[Figure content listings]
..............................

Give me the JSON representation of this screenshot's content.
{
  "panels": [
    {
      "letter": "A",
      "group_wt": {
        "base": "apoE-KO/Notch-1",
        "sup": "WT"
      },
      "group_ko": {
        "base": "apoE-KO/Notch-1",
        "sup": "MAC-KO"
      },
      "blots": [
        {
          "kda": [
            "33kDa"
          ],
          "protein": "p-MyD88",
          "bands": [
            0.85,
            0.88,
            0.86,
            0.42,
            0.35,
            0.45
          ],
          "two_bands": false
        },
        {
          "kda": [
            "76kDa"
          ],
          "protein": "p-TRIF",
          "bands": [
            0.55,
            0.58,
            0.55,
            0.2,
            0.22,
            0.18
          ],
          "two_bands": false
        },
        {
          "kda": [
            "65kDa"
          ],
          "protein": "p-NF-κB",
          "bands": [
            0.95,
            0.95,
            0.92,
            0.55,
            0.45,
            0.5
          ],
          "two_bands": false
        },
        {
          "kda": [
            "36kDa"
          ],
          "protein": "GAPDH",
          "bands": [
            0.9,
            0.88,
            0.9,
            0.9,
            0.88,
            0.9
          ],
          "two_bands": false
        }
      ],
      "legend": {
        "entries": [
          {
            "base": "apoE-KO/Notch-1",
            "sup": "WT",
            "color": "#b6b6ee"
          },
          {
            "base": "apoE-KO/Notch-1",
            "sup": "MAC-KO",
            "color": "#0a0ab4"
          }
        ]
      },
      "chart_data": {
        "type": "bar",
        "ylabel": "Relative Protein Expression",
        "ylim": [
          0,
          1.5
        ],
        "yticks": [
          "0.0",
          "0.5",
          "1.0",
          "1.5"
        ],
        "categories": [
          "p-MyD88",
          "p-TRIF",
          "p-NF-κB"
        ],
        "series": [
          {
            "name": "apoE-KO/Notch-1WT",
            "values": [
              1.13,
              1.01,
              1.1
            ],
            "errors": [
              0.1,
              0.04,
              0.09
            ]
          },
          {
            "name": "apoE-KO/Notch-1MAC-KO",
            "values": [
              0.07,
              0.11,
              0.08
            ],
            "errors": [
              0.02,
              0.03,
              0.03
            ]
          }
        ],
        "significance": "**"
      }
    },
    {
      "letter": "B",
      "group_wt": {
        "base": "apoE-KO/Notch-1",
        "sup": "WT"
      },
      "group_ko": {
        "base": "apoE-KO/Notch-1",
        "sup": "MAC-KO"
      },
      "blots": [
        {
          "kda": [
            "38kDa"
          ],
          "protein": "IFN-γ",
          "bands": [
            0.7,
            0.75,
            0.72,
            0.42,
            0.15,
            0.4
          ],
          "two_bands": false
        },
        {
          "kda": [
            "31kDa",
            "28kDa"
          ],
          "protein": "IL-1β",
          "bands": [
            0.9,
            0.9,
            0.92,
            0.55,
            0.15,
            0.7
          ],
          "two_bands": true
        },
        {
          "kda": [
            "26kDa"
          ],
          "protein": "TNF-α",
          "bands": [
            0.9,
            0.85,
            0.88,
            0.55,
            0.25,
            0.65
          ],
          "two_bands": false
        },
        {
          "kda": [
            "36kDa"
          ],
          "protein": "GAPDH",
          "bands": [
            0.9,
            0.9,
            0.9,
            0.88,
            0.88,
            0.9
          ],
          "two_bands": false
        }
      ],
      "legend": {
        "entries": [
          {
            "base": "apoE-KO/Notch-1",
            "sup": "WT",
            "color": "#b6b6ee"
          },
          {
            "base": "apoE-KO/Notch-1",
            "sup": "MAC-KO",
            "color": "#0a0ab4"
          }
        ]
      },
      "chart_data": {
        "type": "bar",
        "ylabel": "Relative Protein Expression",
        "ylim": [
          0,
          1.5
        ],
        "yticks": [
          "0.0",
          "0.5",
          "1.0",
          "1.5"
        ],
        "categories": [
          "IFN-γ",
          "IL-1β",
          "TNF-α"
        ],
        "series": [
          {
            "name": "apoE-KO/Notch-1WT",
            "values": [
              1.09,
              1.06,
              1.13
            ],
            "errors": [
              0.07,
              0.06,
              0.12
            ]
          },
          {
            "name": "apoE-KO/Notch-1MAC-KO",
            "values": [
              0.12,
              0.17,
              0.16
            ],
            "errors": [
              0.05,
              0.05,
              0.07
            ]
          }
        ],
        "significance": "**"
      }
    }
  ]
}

..............................

• **TASK PROMPT**:
Keeping every word as it is, repeat all of the records.

• **EXERCISE OUTPUT**:
Give me the JSON representation of this screenshot's content.
{
  "panels": [
    {
      "letter": "A",
      "group_wt": {
        "base": "apoE-KO/Notch-1",
        "sup": "WT"
      },
      "group_ko": {
        "base": "apoE-KO/Notch-1",
        "sup": "MAC-KO"
      },
      "blots": [
        {
          "kda": [
            "33kDa"
          ],
          "protein": "p-MyD88",
          "bands": [
            0.85,
            0.88,
            0.86,
            0.42,
            0.35,
            0.45
          ],
          "two_bands": false
        },
        {
          "kda": [
            "76kDa"
          ],
          "protein": "p-TRIF",
          "bands": [
            0.55,
            0.58,
            0.55,
            0.2,
            0.22,
            0.18
          ],
          "two_bands": false
        },
        {
          "kda": [
            "65kDa"
          ],
          "protein": "p-NF-κB",
          "bands": [
            0.95,
            0.95,
            0.92,
            0.55,
            0.45,
            0.5
          ],
          "two_bands": false
        },
        {
          "kda": [
            "36kDa"
          ],
          "protein": "GAPDH",
          "bands": [
            0.9,
            0.88,
            0.9,
            0.9,
            0.88,
            0.9
          ],
          "two_bands": false
        }
      ],
      "legend": {
        "entries": [
          {
            "base": "apoE-KO/Notch-1",
            "sup": "WT",
            "color": "#b6b6ee"
          },
          {
            "base": "apoE-KO/Notch-1",
            "sup": "MAC-KO",
            "color": "#0a0ab4"
          }
        ]
      },
      "chart_data": {
        "type": "bar",
        "ylabel": "Relative Protein Expression",
        "ylim": [
          0,
          1.5
        ],
        "yticks": [
          "0.0",
          "0.5",
          "1.0",
          "1.5"
        ],
        "categories": [
          "p-MyD88",
          "p-TRIF",
          "p-NF-κB"
        ],
        "series": [
          {
            "name": "apoE-KO/Notch-1WT",
            "values": [
              1.13,
              1.01,
              1.1
            ],
            "errors": [
              0.1,
              0.04,
              0.09
            ]
          },
          {
            "name": "apoE-KO/Notch-1MAC-KO",
            "values": [
              0.07,
              0.11,
              0.08
            ],
            "errors": [
              0.02,
              0.03,
              0.03
            ]
          }
        ],
        "significance": "**"
      }
    },
    {
      "letter": "B",
      "group_wt": {
        "base": "apoE-KO/Notch-1",
        "sup": "WT"
      },
      "group_ko": {
        "base": "apoE-KO/Notch-1",
        "sup": "MAC-KO"
      },
      "blots": [
        {
          "kda": [
            "38kDa"
          ],
          "protein": "IFN-γ",
          "bands": [
            0.7,
            0.75,
            0.72,
            0.42,
            0.15,
            0.4
          ],
          "two_bands": false
        },
        {
          "kda": [
            "31kDa",
            "28kDa"
          ],
          "protein": "IL-1β",
          "bands": [
            0.9,
            0.9,
            0.92,
            0.55,
            0.15,
            0.7
          ],
          "two_bands": true
        },
        {
          "kda": [
            "26kDa"
          ],
          "protein": "TNF-α",
          "bands": [
            0.9,
            0.85,
            0.88,
            0.55,
            0.25,
            0.65
          ],
          "two_bands": false
        },
        {
          "kda": [
            "36kDa"
          ],
          "protein": "GAPDH",
          "bands": [
            0.9,
            0.9,
            0.9,
            0.88,
            0.88,
            0.9
          ],
          "two_bands": false
        }
      ],
      "legend": {
        "entries": [
          {
            "base": "apoE-KO/Notch-1",
            "sup": "WT",
            "color": "#b6b6ee"
          },
          {
            "base": "apoE-KO/Notch-1",
            "sup": "MAC-KO",
            "color": "#0a0ab4"
          }
        ]
      },
      "chart_data": {
        "type": "bar",
        "ylabel": "Relative Protein Expression",
        "ylim": [
          0,
          1.5
        ],
        "yticks": [
          "0.0",
          "0.5",
          "1.0",
          "1.5"
        ],
        "categories": [
          "IFN-γ",
          "IL-1β",
          "TNF-α"
        ],
        "series": [
          {
            "name": "apoE-KO/Notch-1WT",
            "values": [
              1.09,
              1.06,
              1.13
            ],
            "errors": [
              0.07,
              0.06,
              0.12
            ]
          },
          {
            "name": "apoE-KO/Notch-1MAC-KO",
            "values": [
              0.12,
              0.17,
              0.16
            ],
            "errors": [
              0.05,
              0.05,
              0.07
            ]
          }
        ],
        "significance": "**"
      }
    }
  ]
}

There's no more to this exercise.